■ **CHALLENGE**
Put each line of the rows below into a Markdown table with two columns: No. for the line number and Line for its text. Leave out blank lines.

■ **EXERCISE INPUT**

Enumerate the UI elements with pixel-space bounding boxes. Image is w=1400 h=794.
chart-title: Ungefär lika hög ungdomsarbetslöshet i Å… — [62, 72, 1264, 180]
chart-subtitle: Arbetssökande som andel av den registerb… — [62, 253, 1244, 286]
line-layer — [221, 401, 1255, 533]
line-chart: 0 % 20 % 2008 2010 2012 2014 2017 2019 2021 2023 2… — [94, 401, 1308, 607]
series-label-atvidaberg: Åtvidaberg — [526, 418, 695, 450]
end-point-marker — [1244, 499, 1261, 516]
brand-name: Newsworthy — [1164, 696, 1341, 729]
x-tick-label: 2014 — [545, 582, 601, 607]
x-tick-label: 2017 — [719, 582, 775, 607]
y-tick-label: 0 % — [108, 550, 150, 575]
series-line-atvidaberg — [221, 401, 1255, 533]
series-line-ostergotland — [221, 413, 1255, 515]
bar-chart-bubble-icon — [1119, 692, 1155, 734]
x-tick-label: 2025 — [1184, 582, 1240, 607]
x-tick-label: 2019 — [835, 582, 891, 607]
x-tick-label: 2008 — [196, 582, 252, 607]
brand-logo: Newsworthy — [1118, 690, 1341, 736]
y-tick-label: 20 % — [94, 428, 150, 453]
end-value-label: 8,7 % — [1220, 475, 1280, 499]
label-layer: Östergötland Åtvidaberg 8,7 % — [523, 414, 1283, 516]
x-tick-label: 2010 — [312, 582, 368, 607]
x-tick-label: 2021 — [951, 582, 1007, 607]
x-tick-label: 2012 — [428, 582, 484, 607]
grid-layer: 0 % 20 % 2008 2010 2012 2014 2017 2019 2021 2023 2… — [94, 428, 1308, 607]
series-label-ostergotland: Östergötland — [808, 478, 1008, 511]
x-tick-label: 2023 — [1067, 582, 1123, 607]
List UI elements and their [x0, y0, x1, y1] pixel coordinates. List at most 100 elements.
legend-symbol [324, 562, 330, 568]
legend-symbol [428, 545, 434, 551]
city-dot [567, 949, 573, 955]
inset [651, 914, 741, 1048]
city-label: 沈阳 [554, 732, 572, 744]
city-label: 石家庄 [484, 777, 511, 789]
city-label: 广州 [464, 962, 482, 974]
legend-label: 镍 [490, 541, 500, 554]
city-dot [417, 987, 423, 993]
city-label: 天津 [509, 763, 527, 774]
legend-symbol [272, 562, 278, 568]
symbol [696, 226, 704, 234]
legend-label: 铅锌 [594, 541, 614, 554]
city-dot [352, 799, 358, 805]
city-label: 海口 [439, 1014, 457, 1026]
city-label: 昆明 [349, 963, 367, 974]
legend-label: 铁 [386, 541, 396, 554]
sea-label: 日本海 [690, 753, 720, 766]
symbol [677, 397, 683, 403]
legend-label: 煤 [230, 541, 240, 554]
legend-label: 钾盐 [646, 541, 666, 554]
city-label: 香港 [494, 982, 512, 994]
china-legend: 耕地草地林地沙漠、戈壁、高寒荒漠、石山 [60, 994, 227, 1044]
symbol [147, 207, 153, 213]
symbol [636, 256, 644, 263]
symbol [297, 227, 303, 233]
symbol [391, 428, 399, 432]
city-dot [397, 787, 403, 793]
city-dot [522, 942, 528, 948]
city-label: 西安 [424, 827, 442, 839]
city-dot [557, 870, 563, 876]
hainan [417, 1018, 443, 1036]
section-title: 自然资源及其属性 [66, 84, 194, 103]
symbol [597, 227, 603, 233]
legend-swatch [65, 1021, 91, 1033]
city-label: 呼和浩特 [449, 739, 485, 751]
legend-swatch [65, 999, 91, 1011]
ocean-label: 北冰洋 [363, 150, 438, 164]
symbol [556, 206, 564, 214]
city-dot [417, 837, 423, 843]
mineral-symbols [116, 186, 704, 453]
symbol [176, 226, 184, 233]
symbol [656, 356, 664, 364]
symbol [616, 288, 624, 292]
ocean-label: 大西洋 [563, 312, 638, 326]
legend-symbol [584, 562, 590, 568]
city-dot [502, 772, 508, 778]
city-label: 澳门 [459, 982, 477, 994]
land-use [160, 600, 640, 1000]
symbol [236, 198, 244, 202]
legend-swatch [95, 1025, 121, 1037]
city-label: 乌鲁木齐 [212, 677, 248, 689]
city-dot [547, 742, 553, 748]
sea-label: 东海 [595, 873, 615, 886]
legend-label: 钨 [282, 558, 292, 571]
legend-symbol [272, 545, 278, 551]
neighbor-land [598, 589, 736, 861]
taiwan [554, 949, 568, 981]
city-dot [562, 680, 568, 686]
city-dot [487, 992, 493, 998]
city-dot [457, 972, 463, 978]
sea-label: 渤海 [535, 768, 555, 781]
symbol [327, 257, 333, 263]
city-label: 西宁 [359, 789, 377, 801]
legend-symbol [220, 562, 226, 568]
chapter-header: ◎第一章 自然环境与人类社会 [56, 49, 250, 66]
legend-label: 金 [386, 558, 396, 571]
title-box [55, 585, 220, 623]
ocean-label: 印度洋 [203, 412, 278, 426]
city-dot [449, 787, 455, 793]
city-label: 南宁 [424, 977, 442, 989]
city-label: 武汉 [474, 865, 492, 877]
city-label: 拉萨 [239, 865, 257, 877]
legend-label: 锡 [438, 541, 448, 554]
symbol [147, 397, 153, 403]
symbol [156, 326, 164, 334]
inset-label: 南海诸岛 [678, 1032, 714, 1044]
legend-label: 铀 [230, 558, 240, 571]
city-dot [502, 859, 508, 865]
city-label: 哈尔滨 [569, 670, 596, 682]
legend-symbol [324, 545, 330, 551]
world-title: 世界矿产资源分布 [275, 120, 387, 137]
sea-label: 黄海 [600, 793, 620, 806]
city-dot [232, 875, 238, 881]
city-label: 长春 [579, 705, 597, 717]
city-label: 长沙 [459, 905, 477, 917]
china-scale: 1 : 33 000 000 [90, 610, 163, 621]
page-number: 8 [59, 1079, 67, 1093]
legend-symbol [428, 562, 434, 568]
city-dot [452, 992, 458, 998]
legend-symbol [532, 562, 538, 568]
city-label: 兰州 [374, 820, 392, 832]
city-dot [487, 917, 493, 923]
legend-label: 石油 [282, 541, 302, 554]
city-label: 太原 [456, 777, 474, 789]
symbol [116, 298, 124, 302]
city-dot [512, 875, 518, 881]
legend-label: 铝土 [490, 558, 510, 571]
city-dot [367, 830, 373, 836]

■ **RESULT BELOW**
| No. | Line |
|---|---|
| 1 | Enumerate the UI elements with pixel-space bounding boxes. Image is w=1400 h=794. |
| 2 | chart-title: Ungefär lika hög ungdomsarbetslöshet i Å… — [62, 72, 1264, 180] |
| 3 | chart-subtitle: Arbetssökande som andel av den registerb… — [62, 253, 1244, 286] |
| 4 | line-layer — [221, 401, 1255, 533] |
| 5 | line-chart: 0 % 20 % 2008 2010 2012 2014 2017 2019 2021 2023 2… — [94, 401, 1308, 607] |
| 6 | series-label-atvidaberg: Åtvidaberg — [526, 418, 695, 450] |
| 7 | end-point-marker — [1244, 499, 1261, 516] |
| 8 | brand-name: Newsworthy — [1164, 696, 1341, 729] |
| 9 | x-tick-label: 2014 — [545, 582, 601, 607] |
| 10 | x-tick-label: 2017 — [719, 582, 775, 607] |
| 11 | y-tick-label: 0 % — [108, 550, 150, 575] |
| 12 | series-line-atvidaberg — [221, 401, 1255, 533] |
| 13 | series-line-ostergotland — [221, 413, 1255, 515] |
| 14 | bar-chart-bubble-icon — [1119, 692, 1155, 734] |
| 15 | x-tick-label: 2025 — [1184, 582, 1240, 607] |
| 16 | x-tick-label: 2019 — [835, 582, 891, 607] |
| 17 | x-tick-label: 2008 — [196, 582, 252, 607] |
| 18 | brand-logo: Newsworthy — [1118, 690, 1341, 736] |
| 19 | y-tick-label: 20 % — [94, 428, 150, 453] |
| 20 | end-value-label: 8,7 % — [1220, 475, 1280, 499] |
| 21 | label-layer: Östergötland Åtvidaberg 8,7 % — [523, 414, 1283, 516] |
| 22 | x-tick-label: 2010 — [312, 582, 368, 607] |
| 23 | x-tick-label: 2021 — [951, 582, 1007, 607] |
| 24 | x-tick-label: 2012 — [428, 582, 484, 607] |
| 25 | grid-layer: 0 % 20 % 2008 2010 2012 2014 2017 2019 2021 2023 2… — [94, 428, 1308, 607] |
| 26 | series-label-ostergotland: Östergötland — [808, 478, 1008, 511] |
| 27 | x-tick-label: 2023 — [1067, 582, 1123, 607] |
| 28 | List UI elements and their [x0, y0, x1, y1] pixel coordinates. List at most 100 elements. |
| 29 | legend-symbol [324, 562, 330, 568] |
| 30 | legend-symbol [428, 545, 434, 551] |
| 31 | city-dot [567, 949, 573, 955] |
| 32 | inset [651, 914, 741, 1048] |
| 33 | city-label: 沈阳 [554, 732, 572, 744] |
| 34 | city-label: 石家庄 [484, 777, 511, 789] |
| 35 | city-label: 广州 [464, 962, 482, 974] |
| 36 | legend-label: 镍 [490, 541, 500, 554] |
| 37 | city-dot [417, 987, 423, 993] |
| 38 | city-label: 天津 [509, 763, 527, 774] |
| 39 | legend-symbol [272, 562, 278, 568] |
| 40 | symbol [696, 226, 704, 234] |
| 41 | legend-label: 铅锌 [594, 541, 614, 554] |
| 42 | city-dot [352, 799, 358, 805] |
| 43 | city-label: 海口 [439, 1014, 457, 1026] |
| 44 | city-label: 昆明 [349, 963, 367, 974] |
| 45 | legend-label: 铁 [386, 541, 396, 554] |
| 46 | sea-label: 日本海 [690, 753, 720, 766] |
| 47 | symbol [677, 397, 683, 403] |
| 48 | legend-label: 煤 [230, 541, 240, 554] |
| 49 | legend-label: 钾盐 [646, 541, 666, 554] |
| 50 | city-label: 香港 [494, 982, 512, 994] |
| 51 | china-legend: 耕地草地林地沙漠、戈壁、高寒荒漠、石山 [60, 994, 227, 1044] |
| 52 | symbol [147, 207, 153, 213] |
| 53 | symbol [636, 256, 644, 263] |
| 54 | symbol [297, 227, 303, 233] |
| 55 | symbol [391, 428, 399, 432] |
| 56 | city-dot [397, 787, 403, 793] |
| 57 | city-dot [522, 942, 528, 948] |
| 58 | city-label: 西安 [424, 827, 442, 839] |
| 59 | city-dot [557, 870, 563, 876] |
| 60 | hainan [417, 1018, 443, 1036] |
| 61 | section-title: 自然资源及其属性 [66, 84, 194, 103] |
| 62 | symbol [597, 227, 603, 233] |
| 63 | legend-swatch [65, 1021, 91, 1033] |
| 64 | city-label: 呼和浩特 [449, 739, 485, 751] |
| 65 | legend-swatch [65, 999, 91, 1011] |
| 66 | ocean-label: 北冰洋 [363, 150, 438, 164] |
| 67 | symbol [556, 206, 564, 214] |
| 68 | city-dot [417, 837, 423, 843] |
| 69 | mineral-symbols [116, 186, 704, 453] |
| 70 | symbol [176, 226, 184, 233] |
| 71 | symbol [656, 356, 664, 364] |
| 72 | symbol [616, 288, 624, 292] |
| 73 | ocean-label: 大西洋 [563, 312, 638, 326] |
| 74 | legend-symbol [584, 562, 590, 568] |
| 75 | city-dot [502, 772, 508, 778] |
| 76 | city-label: 澳门 [459, 982, 477, 994] |
| 77 | land-use [160, 600, 640, 1000] |
| 78 | symbol [236, 198, 244, 202] |
| 79 | legend-swatch [95, 1025, 121, 1037] |
| 80 | city-label: 乌鲁木齐 [212, 677, 248, 689] |
| 81 | city-dot [547, 742, 553, 748] |
| 82 | sea-label: 东海 [595, 873, 615, 886] |
| 83 | legend-label: 钨 [282, 558, 292, 571] |
| 84 | legend-symbol [272, 545, 278, 551] |
| 85 | neighbor-land [598, 589, 736, 861] |
| 86 | taiwan [554, 949, 568, 981] |
| 87 | city-dot [562, 680, 568, 686] |
| 88 | city-dot [487, 992, 493, 998] |
| 89 | city-dot [457, 972, 463, 978] |
| 90 | sea-label: 渤海 [535, 768, 555, 781] |
| 91 | symbol [327, 257, 333, 263] |
| 92 | city-label: 西宁 [359, 789, 377, 801] |
| 93 | legend-symbol [220, 562, 226, 568] |
| 94 | chapter-header: ◎第一章 自然环境与人类社会 [56, 49, 250, 66] |
| 95 | legend-label: 金 [386, 558, 396, 571] |
| 96 | title-box [55, 585, 220, 623] |
| 97 | ocean-label: 印度洋 [203, 412, 278, 426] |
| 98 | city-dot [449, 787, 455, 793] |
| 99 | city-label: 南宁 [424, 977, 442, 989] |
| 100 | city-label: 武汉 [474, 865, 492, 877] |
| 101 | city-label: 拉萨 [239, 865, 257, 877] |
| 102 | legend-label: 锡 [438, 541, 448, 554] |
| 103 | symbol [147, 397, 153, 403] |
| 104 | symbol [156, 326, 164, 334] |
| 105 | inset-label: 南海诸岛 [678, 1032, 714, 1044] |
| 106 | legend-label: 铀 [230, 558, 240, 571] |
| 107 | city-dot [502, 859, 508, 865] |
| 108 | city-label: 哈尔滨 [569, 670, 596, 682] |
| 109 | legend-symbol [324, 545, 330, 551] |
| 110 | world-title: 世界矿产资源分布 [275, 120, 387, 137] |
| 111 | sea-label: 黄海 [600, 793, 620, 806] |
| 112 | city-dot [232, 875, 238, 881] |
| 113 | city-label: 长春 [579, 705, 597, 717] |
| 114 | city-label: 长沙 [459, 905, 477, 917] |
| 115 | china-scale: 1 : 33 000 000 [90, 610, 163, 621] |
| 116 | page-number: 8 [59, 1079, 67, 1093] |
| 117 | legend-symbol [428, 562, 434, 568] |
| 118 | city-dot [452, 992, 458, 998] |
| 119 | legend-symbol [532, 562, 538, 568] |
| 120 | city-label: 兰州 [374, 820, 392, 832] |
| 121 | city-dot [487, 917, 493, 923] |
| 122 | legend-label: 石油 [282, 541, 302, 554] |
| 123 | city-label: 太原 [456, 777, 474, 789] |
| 124 | symbol [116, 298, 124, 302] |
| 125 | city-dot [512, 875, 518, 881] |
| 126 | legend-label: 铝土 [490, 558, 510, 571] |
| 127 | city-dot [367, 830, 373, 836] |